Entries from a dataset

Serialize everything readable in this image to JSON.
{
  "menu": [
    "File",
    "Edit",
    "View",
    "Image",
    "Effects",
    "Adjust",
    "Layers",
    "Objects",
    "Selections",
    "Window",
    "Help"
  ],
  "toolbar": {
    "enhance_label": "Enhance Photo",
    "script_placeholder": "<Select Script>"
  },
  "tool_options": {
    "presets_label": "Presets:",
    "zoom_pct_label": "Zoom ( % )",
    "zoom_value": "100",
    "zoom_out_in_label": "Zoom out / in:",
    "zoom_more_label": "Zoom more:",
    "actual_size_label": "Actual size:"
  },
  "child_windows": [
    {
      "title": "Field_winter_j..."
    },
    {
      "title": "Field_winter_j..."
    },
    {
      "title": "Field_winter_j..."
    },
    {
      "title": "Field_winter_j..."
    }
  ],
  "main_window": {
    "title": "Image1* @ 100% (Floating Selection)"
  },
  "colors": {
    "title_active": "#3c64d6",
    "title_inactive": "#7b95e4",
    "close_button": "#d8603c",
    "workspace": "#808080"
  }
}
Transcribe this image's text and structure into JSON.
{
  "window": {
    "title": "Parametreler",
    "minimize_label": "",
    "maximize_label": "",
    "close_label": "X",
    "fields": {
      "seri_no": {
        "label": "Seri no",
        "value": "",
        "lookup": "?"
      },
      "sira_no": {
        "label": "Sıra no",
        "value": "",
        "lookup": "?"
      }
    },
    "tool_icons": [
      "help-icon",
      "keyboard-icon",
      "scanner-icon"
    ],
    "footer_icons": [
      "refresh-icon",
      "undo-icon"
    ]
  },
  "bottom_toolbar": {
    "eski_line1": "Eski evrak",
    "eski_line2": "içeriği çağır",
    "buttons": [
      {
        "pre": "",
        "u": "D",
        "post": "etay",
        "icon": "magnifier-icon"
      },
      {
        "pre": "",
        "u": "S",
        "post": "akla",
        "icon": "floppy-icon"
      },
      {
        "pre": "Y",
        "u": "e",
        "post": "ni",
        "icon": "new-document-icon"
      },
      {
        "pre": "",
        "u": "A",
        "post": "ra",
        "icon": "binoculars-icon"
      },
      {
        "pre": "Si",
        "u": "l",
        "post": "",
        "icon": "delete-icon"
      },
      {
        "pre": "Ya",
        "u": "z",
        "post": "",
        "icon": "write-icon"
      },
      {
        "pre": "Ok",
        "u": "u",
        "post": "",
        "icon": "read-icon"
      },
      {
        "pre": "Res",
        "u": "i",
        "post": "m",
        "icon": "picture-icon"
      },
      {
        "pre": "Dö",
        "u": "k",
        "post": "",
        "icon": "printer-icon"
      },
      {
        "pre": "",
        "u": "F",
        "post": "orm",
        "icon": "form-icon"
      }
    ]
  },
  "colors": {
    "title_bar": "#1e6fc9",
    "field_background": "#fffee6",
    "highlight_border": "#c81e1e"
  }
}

→ Task objective
Look through the records and count each line that holds "post". Write only the total.

→ Answer to the task
10